● What you need to do:
Reproduce every record below exactly as it appears.

[Extracted records]

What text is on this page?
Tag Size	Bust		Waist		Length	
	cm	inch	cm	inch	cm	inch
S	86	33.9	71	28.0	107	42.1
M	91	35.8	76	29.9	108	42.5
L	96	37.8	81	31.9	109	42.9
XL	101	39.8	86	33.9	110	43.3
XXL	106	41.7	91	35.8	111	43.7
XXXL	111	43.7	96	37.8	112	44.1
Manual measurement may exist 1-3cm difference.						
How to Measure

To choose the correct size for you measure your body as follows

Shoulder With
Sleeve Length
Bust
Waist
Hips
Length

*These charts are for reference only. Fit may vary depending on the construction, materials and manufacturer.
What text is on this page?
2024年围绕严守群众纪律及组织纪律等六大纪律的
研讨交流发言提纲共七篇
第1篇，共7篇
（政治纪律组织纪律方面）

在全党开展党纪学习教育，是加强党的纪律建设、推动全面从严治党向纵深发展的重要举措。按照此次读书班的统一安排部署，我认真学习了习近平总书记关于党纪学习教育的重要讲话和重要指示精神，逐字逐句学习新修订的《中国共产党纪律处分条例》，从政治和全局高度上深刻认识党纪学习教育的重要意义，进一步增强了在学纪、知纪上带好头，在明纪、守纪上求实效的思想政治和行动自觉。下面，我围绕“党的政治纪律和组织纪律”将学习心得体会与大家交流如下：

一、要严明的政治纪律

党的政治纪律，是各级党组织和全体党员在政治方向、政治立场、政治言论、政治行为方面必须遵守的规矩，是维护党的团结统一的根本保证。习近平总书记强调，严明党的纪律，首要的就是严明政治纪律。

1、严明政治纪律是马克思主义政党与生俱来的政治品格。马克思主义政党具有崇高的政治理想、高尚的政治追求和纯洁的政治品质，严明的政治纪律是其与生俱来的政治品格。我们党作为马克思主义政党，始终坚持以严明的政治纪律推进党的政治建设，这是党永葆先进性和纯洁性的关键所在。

● Exercise output:
What text is on this page?
Tag Size	Bust		Waist		Length	
	cm	inch	cm	inch	cm	inch
S	86	33.9	71	28.0	107	42.1
M	91	35.8	76	29.9	108	42.5
L	96	37.8	81	31.9	109	42.9
XL	101	39.8	86	33.9	110	43.3
XXL	106	41.7	91	35.8	111	43.7
XXXL	111	43.7	96	37.8	112	44.1
Manual measurement may exist 1-3cm difference.						
How to Measure

To choose the correct size for you measure your body as follows

Shoulder With
Sleeve Length
Bust
Waist
Hips
Length

*These charts are for reference only. Fit may vary depending on the construction, materials and manufacturer.
What text is on this page?
2024年围绕严守群众纪律及组织纪律等六大纪律的
研讨交流发言提纲共七篇
第1篇，共7篇
（政治纪律组织纪律方面）

在全党开展党纪学习教育，是加强党的纪律建设、推动全面从严治党向纵深发展的重要举措。按照此次读书班的统一安排部署，我认真学习了习近平总书记关于党纪学习教育的重要讲话和重要指示精神，逐字逐句学习新修订的《中国共产党纪律处分条例》，从政治和全局高度上深刻认识党纪学习教育的重要意义，进一步增强了在学纪、知纪上带好头，在明纪、守纪上求实效的思想政治和行动自觉。下面，我围绕“党的政治纪律和组织纪律”将学习心得体会与大家交流如下：

一、要严明的政治纪律

党的政治纪律，是各级党组织和全体党员在政治方向、政治立场、政治言论、政治行为方面必须遵守的规矩，是维护党的团结统一的根本保证。习近平总书记强调，严明党的纪律，首要的就是严明政治纪律。

1、严明政治纪律是马克思主义政党与生俱来的政治品格。马克思主义政党具有崇高的政治理想、高尚的政治追求和纯洁的政治品质，严明的政治纪律是其与生俱来的政治品格。我们党作为马克思主义政党，始终坚持以严明的政治纪律推进党的政治建设，这是党永葆先进性和纯洁性的关键所在。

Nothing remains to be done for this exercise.